* Work instructions *
a – Answer these questions using the booklice mitochondrial genome passage:
(i) What is the total length of non-coding sequence in the mt chromosomes of L. paeta?
(ii) How long is the sequence shared by NCRII-5 and NCRII-10 in L. paeta?
(iii) What method was used to analyze the mt genome sequences for phylogenetic relationships?
b – In the booklice mitochondrial genome passage, reproduce the text starting with "Phylogenetic relationships among" and going on through "entomophila (group A).".

Non-coding sequences also account for large proportions of the mt chromosomes of L. entomophila and L. paeta. The non-coding sequences are 8,912 bp and 6,391 bp long, in total, for L. entomophila and L. paeta, and account for 36.72% and 29.29% of the entire length of their mt chromosomes. There are 22 and 13 non-coding sequences that are longer than 100 bp in the mt chromosomes of L. entomophila and L. paeta, respectively. For both L. entomophila and L. paeta, pseudogenes and non-coding sequences are largely on one of the mt chromosomes (chromosome II), whereas coding sequences are on the other chromosome (chromosome I) (Figures 2 and 4). Intriguingly, partial sequences are shared by three or two non-coding regions in L. entomophila and L. paeta. Three non-coding regions (NCRI-1, NCRI-3 and NCRII-2) of L. entomophila, each two of the three share a consistent sequence, and a partial sequence is common in all of the three. In L. paeta, two non-coding regions from mt chromosome II (NCRII-5 and NCRII-10) contain the same 286 bp sequence with two nucleotides change (Figure 5).
Figure 4

The proportion of coding sequence, pseudogene and non-coding sequence in booklice mitochondrial genomes. Species are abbreviated as following: Le, Liposcelis entomophila; LeI, Liposcelis entomophila mt chromosome I; LeII, Liposcelis entomophila mt chromosome II; Lp, Liposcelis paeta; LpI, Liposcelis paeta mt chromosome I; LpII, Liposcelis paeta mt chromosome II; Lb, Liposcelis bostrychophila; LbI, Liposcelis bostrychophila mt chromosome I; LbII, Liposcelis bostrychophila mt chromosome II; Ld, Liposcelis decolor.

Figure 5

Alignment of nucleotide sequences in the non-coding regions of the mitochondrial genomes of Liposcelis entomophila (A) and Liposcelis paeta (B). The green highlight shows the concensus sequence of the three non-coding regions in Liposcelis entomophila (A) and the two in L. paeta (B), yellow shows the concensus sequence of NCRI-1 and NCRII-2, purple shows that of NCRI-3 and NCRII-2 and blue shows that of NCRI-1 and NCRI-3 in L. entomophila (A).

Phylogenetic relationships among species of Psocodea

We analyzed the mt genome sequences with maximum likelihood (ML) method to infer the phylogenetic relationship of L. entomophila, L. paeta, L. bostrychophila, L. decolor and with other species of Psocodea (Figure 6). In the phylogenetic tree, the four Liposcelis species were clustered together with strong support (100% bootstrap values). Within the genus Liposcelis, L. paeta formed a clade with L. bostrychophila; these two species, which were from group D [18], were most closely related to L. entomophila (group A).
Figure 6

Phylogeny from Psocodea mitochondrial genome sequences. Numbers above the left branches show ML bootstrap support values for the phylogenies from nucleotide sequences, the right from amino acid sequences. Only support above 50% is shown. The insects belong to Phthiraptera and Psocoptera are shown in blue and orange frames, respectively. The circles besides names are a schematic representation of the mitochondrial genome organization.

* Bounding box prediction data *
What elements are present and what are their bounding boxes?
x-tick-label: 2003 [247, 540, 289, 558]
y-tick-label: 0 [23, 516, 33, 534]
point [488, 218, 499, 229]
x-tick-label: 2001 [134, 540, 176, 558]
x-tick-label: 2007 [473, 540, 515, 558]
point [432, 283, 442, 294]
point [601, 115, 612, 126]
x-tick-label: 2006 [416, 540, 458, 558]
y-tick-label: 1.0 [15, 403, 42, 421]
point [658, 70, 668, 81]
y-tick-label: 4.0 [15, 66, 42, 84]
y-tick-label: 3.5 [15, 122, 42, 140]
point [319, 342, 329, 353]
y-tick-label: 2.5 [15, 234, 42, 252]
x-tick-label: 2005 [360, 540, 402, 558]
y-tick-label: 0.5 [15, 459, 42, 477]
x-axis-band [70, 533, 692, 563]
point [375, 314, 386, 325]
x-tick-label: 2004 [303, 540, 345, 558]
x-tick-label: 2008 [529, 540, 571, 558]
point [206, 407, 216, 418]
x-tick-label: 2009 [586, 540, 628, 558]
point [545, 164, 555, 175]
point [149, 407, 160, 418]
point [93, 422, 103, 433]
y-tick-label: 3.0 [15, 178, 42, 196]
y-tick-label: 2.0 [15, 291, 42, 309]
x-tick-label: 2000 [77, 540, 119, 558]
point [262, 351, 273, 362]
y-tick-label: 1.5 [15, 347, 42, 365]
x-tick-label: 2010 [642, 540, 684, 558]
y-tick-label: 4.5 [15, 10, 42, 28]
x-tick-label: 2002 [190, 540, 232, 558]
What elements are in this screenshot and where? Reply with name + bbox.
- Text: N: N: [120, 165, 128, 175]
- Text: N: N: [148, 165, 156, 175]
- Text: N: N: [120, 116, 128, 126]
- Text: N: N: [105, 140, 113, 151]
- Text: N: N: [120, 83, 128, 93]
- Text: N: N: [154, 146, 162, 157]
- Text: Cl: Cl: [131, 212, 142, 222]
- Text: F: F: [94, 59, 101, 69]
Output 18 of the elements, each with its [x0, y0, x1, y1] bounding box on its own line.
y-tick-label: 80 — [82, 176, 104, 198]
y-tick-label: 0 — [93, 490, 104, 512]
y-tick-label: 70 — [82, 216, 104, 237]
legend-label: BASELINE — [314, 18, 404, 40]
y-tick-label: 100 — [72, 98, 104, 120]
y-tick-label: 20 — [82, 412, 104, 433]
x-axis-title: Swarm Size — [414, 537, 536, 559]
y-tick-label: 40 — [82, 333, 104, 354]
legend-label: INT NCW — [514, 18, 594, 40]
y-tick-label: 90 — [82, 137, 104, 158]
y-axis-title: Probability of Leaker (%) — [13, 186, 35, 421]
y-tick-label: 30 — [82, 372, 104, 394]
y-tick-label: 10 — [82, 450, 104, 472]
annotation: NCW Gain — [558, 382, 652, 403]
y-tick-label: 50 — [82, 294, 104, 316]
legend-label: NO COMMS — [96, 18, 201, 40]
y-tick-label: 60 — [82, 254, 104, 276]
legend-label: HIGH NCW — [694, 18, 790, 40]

* Set of answers *
a –
(i) 6,391 bp
(ii) 286 bp
(iii) Maximum likelihood (ML)

b –
Phylogenetic relationships among species of Psocodea

We analyzed the mt genome sequences with maximum likelihood (ML) method to infer the phylogenetic relationship of L. entomophila, L. paeta, L. bostrychophila, L. decolor and with other species of Psocodea (Figure 6). In the phylogenetic tree, the four Liposcelis species were clustered together with strong support (100% bootstrap values). Within the genus Liposcelis, L. paeta formed a clade with L. bostrychophila; these two species, which were from group D [18], were most closely related to L. entomophila (group A).